What is expected:
Filter this material down to the lines that hold "level", copying each one.

Figure collection entries:
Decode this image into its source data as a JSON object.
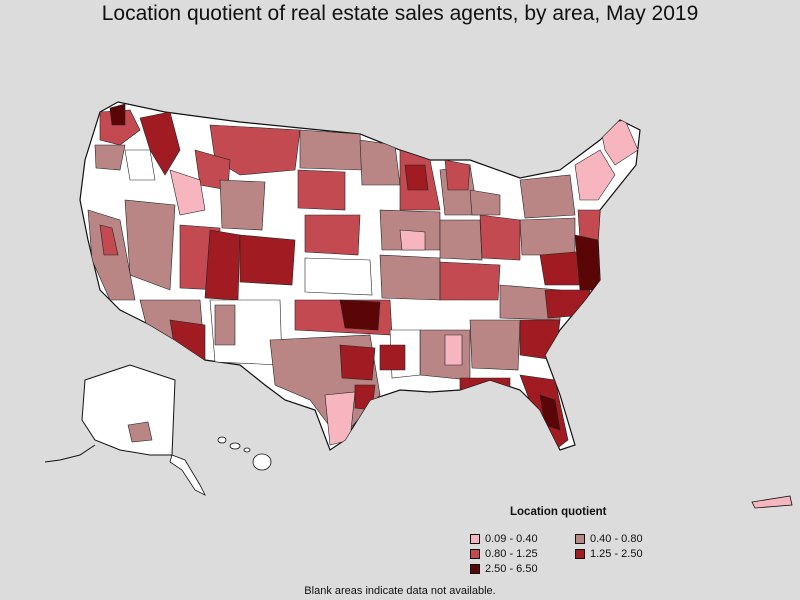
{
  "title": "Location quotient of real estate sales agents, by area, May 2019",
  "legend": {
    "title": "Location quotient",
    "items": [
      {
        "label": "0.09 - 0.40",
        "color": "#f7b6bf"
      },
      {
        "label": "0.40 - 0.80",
        "color": "#b98585"
      },
      {
        "label": "0.80 - 1.25",
        "color": "#c44a52"
      },
      {
        "label": "1.25 - 2.50",
        "color": "#a01c22"
      },
      {
        "label": "2.50 - 6.50",
        "color": "#5a0606"
      }
    ]
  },
  "note": "Blank areas indicate data not available.",
  "colors": {
    "background": "#dcdcdc",
    "no_data": "#ffffff",
    "border": "#111111"
  }
}
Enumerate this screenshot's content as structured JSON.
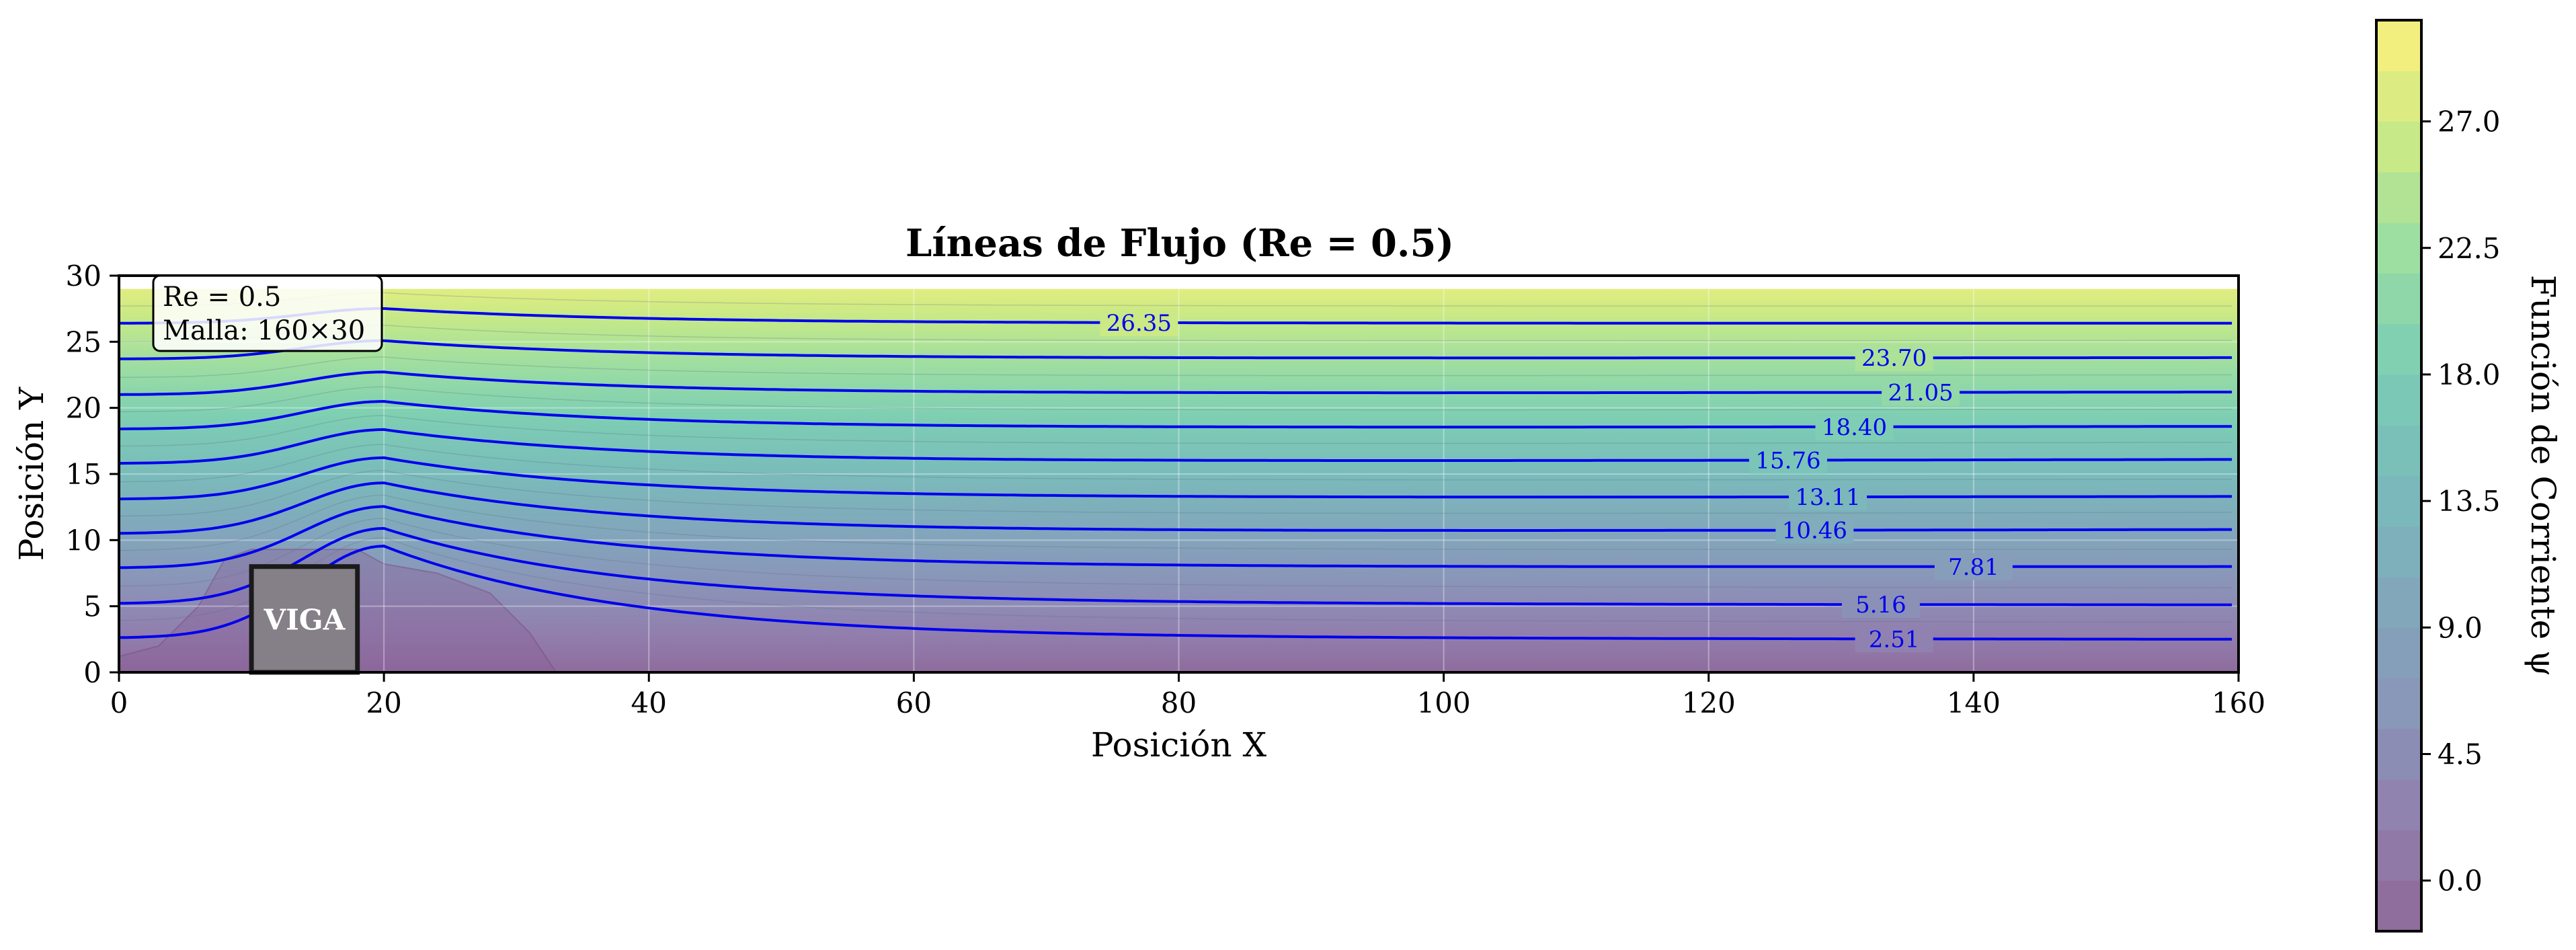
{
  "chart_data": {
    "type": "contour",
    "title": "Líneas de Flujo (Re = 0.5)",
    "xlabel": "Posición X",
    "ylabel": "Posición Y",
    "xlim": [
      0,
      160
    ],
    "ylim": [
      0,
      30
    ],
    "x_ticks": [
      "0",
      "20",
      "40",
      "60",
      "80",
      "100",
      "120",
      "140",
      "160"
    ],
    "y_ticks": [
      "0",
      "5",
      "10",
      "15",
      "20",
      "25",
      "30"
    ],
    "grid": true,
    "info_box": [
      "Re = 0.5",
      "Malla: 160×30"
    ],
    "obstacle": {
      "label": "VIGA",
      "x": [
        10,
        18
      ],
      "y": [
        0,
        8
      ]
    },
    "colorbar": {
      "label": "Función de Corriente ψ",
      "colormap": "viridis",
      "range": [
        -1.8,
        30.6
      ],
      "ticks": [
        "0.0",
        "4.5",
        "9.0",
        "13.5",
        "18.0",
        "22.5",
        "27.0"
      ]
    },
    "contour_line_color": "#0000ee",
    "streamlines": [
      {
        "level": "2.51",
        "label_x": 134,
        "start_y": 2.6,
        "end_y": 2.5
      },
      {
        "level": "5.16",
        "label_x": 133,
        "start_y": 5.2,
        "end_y": 5.1
      },
      {
        "level": "7.81",
        "label_x": 140,
        "start_y": 7.9,
        "end_y": 8.0
      },
      {
        "level": "10.46",
        "label_x": 128,
        "start_y": 10.5,
        "end_y": 10.8
      },
      {
        "level": "13.11",
        "label_x": 129,
        "start_y": 13.1,
        "end_y": 13.3
      },
      {
        "level": "15.76",
        "label_x": 126,
        "start_y": 15.8,
        "end_y": 16.1
      },
      {
        "level": "18.40",
        "label_x": 131,
        "start_y": 18.4,
        "end_y": 18.6
      },
      {
        "level": "21.05",
        "label_x": 136,
        "start_y": 21.0,
        "end_y": 21.2
      },
      {
        "level": "23.70",
        "label_x": 134,
        "start_y": 23.7,
        "end_y": 23.8
      },
      {
        "level": "26.35",
        "label_x": 77,
        "start_y": 26.4,
        "end_y": 26.4
      }
    ]
  }
}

Response to this exercise:
        "level": "2.51",
        "level": "5.16",
        "level": "7.81",
        "level": "10.46",
        "level": "13.11",
        "level": "15.76",
        "level": "18.40",
        "level": "21.05",
        "level": "23.70",
        "level": "26.35",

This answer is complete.